* PROBLEM TO WORK ON *
Provide only the number of lines where "TradingView" occurs.
═══
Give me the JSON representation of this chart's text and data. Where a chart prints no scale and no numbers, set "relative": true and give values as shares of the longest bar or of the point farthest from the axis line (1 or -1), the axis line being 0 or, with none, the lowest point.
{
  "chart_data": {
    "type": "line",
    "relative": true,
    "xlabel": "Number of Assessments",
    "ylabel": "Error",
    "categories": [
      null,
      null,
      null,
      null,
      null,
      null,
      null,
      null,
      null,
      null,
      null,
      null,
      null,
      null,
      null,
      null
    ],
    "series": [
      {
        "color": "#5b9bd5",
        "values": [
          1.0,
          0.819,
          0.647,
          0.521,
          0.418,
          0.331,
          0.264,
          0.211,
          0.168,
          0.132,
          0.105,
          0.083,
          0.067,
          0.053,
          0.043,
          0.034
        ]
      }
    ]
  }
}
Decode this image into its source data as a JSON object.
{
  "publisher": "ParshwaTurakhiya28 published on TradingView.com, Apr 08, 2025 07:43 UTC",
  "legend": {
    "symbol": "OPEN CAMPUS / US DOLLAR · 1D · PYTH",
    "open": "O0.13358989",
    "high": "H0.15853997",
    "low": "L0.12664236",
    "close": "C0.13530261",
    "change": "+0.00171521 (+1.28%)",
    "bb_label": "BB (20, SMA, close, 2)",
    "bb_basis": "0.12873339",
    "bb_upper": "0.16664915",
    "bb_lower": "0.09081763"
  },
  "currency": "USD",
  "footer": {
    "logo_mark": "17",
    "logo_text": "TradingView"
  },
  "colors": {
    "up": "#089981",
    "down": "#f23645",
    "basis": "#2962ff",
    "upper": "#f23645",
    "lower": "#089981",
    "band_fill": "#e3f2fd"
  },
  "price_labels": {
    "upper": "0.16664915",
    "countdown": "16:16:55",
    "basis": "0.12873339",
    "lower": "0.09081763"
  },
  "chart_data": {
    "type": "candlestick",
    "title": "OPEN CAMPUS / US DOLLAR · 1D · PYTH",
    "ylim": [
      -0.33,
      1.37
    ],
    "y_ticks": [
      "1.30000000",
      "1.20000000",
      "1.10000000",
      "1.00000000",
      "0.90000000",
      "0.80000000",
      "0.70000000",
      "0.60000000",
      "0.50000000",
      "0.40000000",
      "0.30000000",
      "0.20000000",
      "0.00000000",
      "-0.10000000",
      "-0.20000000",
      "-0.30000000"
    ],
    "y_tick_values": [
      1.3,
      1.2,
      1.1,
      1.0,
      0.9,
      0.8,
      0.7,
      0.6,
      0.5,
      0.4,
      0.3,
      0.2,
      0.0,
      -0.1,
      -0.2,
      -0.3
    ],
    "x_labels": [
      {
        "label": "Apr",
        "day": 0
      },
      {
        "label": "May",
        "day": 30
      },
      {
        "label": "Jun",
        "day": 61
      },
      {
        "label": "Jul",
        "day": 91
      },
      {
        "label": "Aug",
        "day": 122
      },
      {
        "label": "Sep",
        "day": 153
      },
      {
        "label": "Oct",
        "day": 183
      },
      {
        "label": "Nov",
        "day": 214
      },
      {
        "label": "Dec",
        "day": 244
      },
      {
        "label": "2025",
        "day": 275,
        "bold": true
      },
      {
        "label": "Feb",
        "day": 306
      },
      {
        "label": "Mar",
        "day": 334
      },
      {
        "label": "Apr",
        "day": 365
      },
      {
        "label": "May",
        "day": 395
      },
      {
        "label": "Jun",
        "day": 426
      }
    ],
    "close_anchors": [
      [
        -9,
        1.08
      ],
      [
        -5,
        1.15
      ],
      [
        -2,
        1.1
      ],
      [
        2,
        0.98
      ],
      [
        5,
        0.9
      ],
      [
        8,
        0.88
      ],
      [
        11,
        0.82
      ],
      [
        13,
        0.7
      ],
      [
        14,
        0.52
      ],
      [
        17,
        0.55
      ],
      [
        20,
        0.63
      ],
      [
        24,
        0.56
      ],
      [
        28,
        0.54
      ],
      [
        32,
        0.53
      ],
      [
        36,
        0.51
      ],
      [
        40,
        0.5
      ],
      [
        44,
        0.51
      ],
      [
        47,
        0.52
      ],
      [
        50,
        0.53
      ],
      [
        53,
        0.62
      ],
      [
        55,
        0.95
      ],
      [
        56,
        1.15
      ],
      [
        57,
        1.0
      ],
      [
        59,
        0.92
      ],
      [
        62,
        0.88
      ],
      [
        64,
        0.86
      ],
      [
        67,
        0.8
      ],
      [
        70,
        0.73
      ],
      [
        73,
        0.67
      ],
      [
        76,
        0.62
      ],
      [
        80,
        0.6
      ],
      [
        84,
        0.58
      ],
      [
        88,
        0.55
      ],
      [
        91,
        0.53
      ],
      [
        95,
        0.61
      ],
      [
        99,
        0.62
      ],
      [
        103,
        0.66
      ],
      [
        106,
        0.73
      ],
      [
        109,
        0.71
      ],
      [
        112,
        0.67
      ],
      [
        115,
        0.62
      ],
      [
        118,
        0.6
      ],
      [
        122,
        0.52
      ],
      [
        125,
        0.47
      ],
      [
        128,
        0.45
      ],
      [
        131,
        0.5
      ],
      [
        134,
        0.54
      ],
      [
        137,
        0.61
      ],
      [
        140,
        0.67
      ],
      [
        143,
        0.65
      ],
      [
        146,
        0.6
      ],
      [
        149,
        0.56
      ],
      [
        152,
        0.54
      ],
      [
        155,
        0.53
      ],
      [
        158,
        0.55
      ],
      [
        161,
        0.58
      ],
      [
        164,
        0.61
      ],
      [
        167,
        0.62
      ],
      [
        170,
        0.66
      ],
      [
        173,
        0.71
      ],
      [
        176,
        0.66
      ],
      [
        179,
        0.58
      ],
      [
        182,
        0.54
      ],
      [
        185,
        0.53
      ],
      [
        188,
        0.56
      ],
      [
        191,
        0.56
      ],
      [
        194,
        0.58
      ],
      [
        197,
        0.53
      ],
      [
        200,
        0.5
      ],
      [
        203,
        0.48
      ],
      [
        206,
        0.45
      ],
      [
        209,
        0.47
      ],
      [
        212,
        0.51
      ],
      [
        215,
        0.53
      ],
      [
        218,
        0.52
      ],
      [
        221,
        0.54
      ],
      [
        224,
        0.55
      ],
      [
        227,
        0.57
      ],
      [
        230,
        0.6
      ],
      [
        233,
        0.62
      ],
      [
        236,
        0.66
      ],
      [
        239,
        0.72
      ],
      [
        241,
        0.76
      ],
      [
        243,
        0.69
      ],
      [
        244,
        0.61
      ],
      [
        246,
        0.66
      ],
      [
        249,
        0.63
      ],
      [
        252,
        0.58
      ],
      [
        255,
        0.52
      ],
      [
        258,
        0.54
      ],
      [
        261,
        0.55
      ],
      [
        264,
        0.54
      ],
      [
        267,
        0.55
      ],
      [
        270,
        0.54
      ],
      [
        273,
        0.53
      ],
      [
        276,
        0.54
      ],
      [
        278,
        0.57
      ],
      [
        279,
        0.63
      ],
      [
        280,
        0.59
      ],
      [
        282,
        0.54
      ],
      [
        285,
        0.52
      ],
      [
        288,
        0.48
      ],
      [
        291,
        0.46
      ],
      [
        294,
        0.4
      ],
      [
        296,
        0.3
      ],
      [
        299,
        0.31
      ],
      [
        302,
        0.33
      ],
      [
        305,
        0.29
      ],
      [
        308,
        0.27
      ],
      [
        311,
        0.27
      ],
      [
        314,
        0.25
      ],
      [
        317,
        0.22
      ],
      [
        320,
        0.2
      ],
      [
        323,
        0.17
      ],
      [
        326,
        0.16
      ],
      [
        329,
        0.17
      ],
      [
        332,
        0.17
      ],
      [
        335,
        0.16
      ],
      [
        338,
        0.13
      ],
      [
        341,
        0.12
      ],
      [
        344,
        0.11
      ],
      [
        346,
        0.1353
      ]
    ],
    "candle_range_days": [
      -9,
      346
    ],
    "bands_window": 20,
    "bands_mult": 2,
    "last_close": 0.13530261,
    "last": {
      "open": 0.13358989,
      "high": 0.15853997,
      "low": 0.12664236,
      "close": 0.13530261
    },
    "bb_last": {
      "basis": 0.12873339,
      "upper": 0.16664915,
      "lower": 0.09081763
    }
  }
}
═══
* REPLY *
2